TASK INSTRUCTIONS:
Gather each line containing the string "snip" from these entries.

EXTRACTED ENTRIES:
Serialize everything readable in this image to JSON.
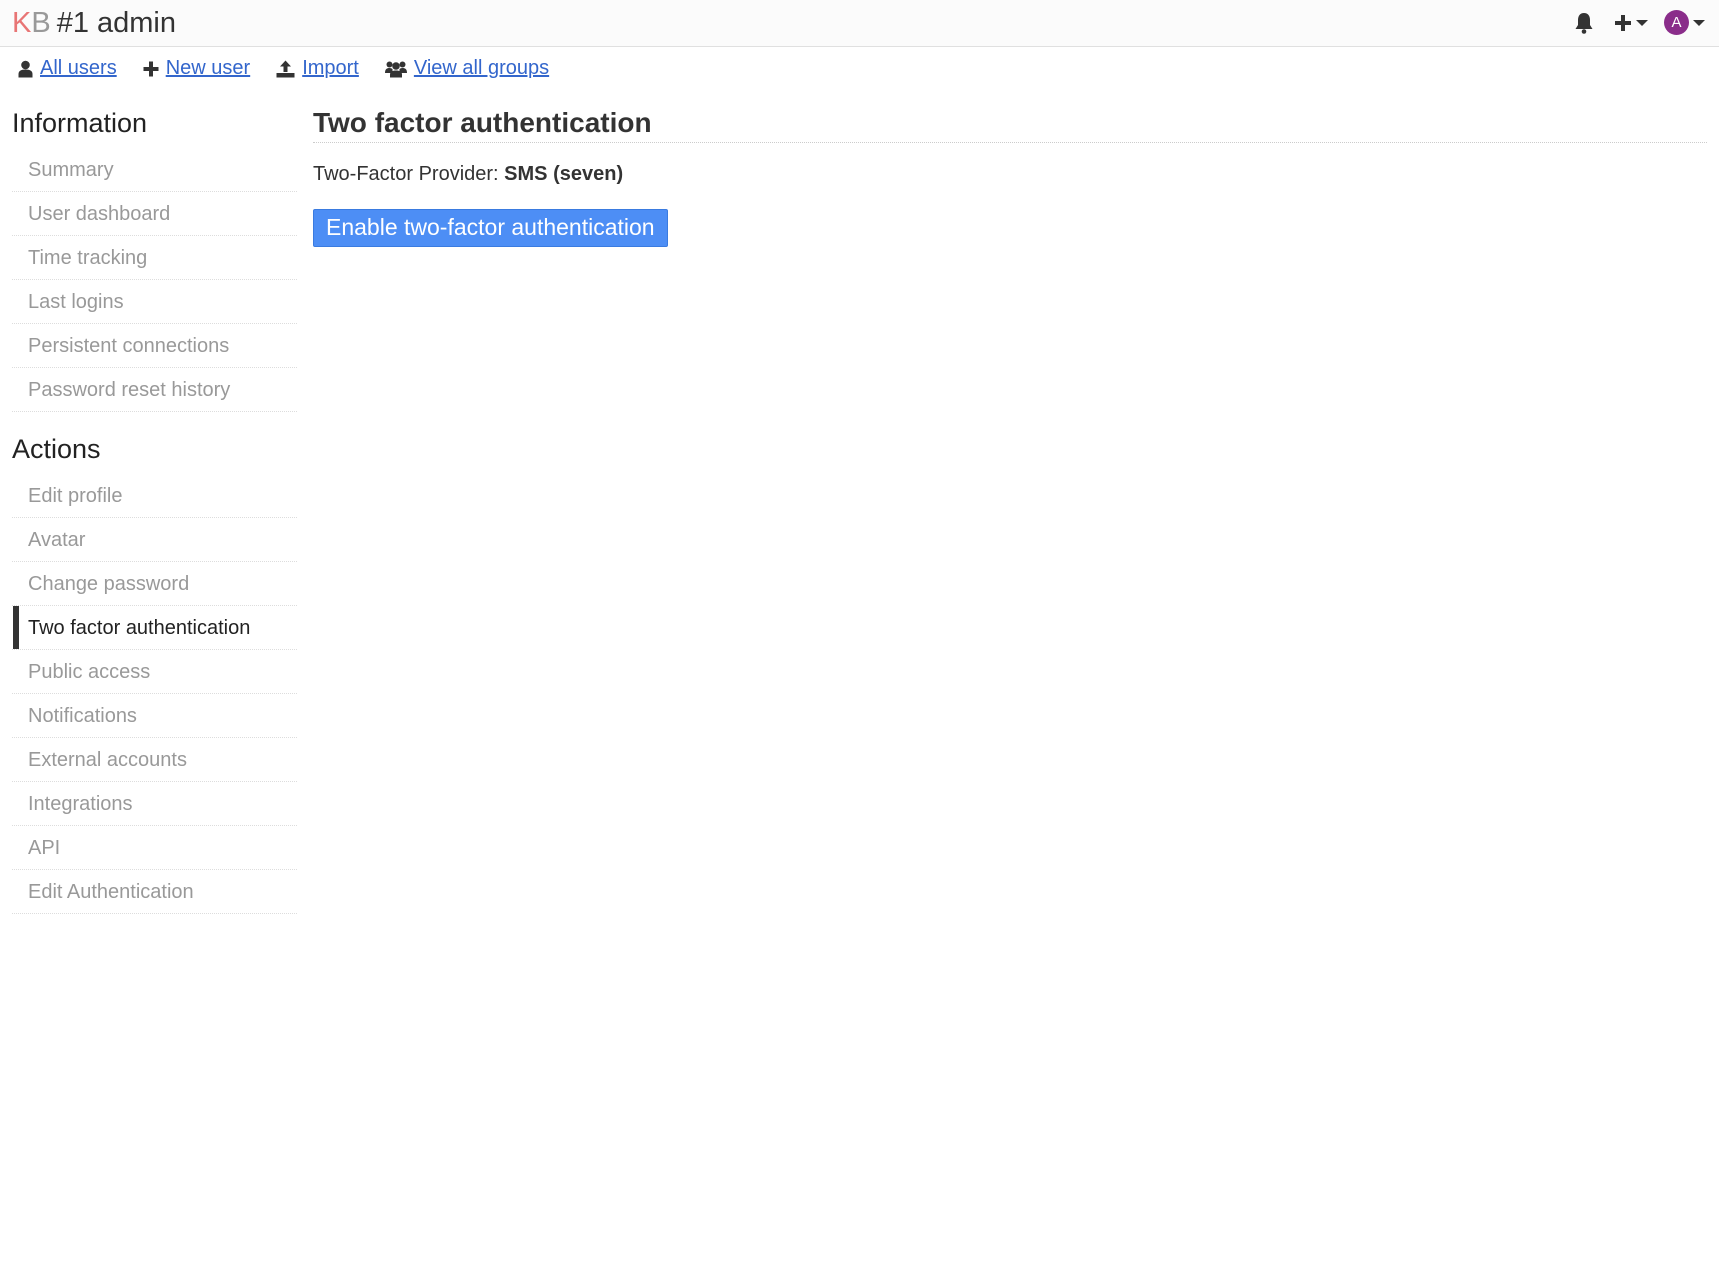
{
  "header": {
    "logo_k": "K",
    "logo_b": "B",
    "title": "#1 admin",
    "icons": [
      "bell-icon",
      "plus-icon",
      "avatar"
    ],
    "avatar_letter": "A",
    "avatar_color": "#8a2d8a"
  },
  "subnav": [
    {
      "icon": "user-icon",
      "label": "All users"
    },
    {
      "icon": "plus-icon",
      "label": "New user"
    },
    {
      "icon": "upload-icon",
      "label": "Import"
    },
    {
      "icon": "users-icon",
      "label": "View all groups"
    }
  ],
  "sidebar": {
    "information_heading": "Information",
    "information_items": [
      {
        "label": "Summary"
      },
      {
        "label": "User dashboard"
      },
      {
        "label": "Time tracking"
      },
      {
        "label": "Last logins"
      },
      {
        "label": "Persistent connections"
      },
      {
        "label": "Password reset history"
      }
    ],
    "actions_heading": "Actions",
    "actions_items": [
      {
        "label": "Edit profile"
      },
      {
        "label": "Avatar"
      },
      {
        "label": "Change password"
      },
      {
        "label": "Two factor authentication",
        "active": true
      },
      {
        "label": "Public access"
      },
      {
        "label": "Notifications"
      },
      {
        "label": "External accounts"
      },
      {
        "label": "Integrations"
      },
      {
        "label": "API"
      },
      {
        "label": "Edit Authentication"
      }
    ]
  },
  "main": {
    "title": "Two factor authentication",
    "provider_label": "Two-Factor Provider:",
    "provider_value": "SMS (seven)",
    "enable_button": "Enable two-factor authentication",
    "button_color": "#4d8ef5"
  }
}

--

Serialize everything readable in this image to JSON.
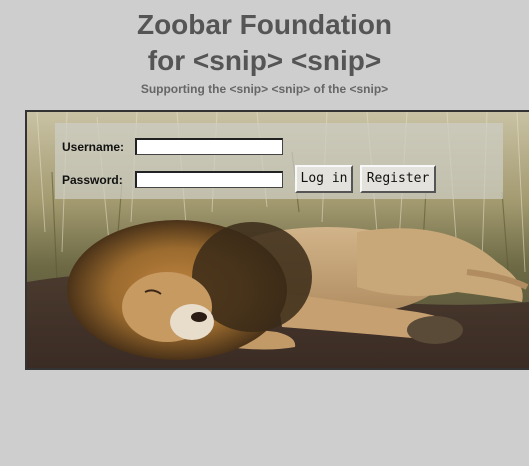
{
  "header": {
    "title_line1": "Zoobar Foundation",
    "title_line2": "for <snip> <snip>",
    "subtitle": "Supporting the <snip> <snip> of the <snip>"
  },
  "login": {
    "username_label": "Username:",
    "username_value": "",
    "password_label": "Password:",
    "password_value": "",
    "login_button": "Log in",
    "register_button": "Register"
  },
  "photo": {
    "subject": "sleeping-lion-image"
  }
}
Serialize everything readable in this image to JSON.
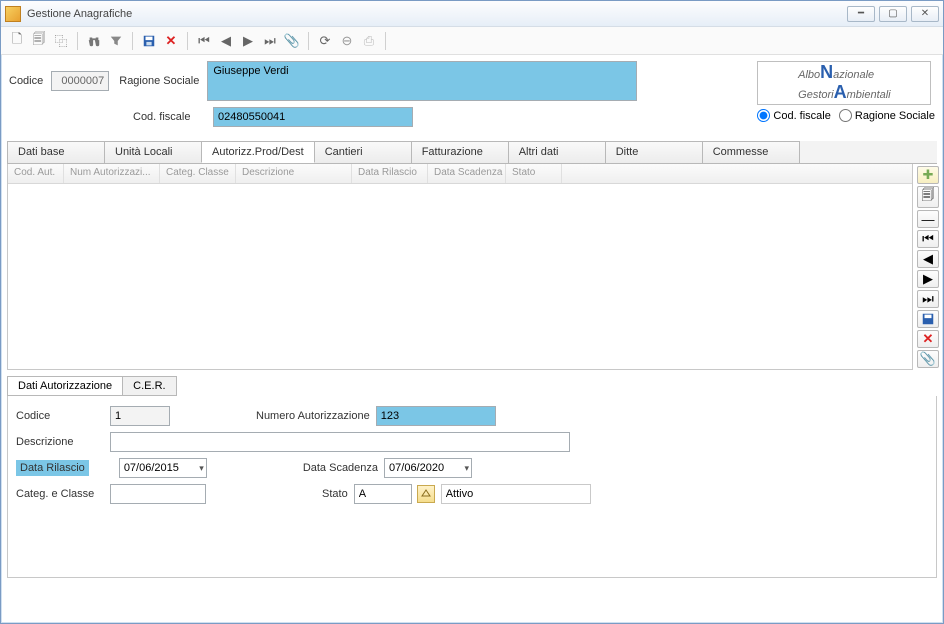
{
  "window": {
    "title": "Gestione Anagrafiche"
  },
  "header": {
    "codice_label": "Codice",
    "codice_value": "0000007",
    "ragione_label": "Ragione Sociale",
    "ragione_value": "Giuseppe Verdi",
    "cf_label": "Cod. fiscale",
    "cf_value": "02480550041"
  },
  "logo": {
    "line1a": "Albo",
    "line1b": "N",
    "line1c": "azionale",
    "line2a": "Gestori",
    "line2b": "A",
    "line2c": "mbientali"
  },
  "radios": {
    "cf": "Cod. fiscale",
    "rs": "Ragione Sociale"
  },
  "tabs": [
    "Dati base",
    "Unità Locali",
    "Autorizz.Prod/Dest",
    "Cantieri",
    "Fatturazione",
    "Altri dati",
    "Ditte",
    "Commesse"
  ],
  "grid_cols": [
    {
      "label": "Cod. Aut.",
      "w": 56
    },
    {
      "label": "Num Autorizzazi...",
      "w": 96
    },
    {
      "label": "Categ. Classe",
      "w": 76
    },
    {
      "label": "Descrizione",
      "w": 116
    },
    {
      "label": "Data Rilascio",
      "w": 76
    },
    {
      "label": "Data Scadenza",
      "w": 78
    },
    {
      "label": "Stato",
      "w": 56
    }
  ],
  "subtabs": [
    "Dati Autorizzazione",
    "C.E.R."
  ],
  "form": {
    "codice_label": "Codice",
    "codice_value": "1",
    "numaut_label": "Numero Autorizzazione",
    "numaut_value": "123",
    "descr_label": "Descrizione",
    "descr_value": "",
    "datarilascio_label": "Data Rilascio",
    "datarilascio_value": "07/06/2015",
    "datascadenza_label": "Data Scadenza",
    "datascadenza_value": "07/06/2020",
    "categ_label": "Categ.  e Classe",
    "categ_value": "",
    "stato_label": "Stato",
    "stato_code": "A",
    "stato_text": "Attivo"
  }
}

TASK OUTPUT:
    "title_line2": "for <snip> <snip>",
    "subtitle": "Supporting the <snip> <snip> of the <snip>"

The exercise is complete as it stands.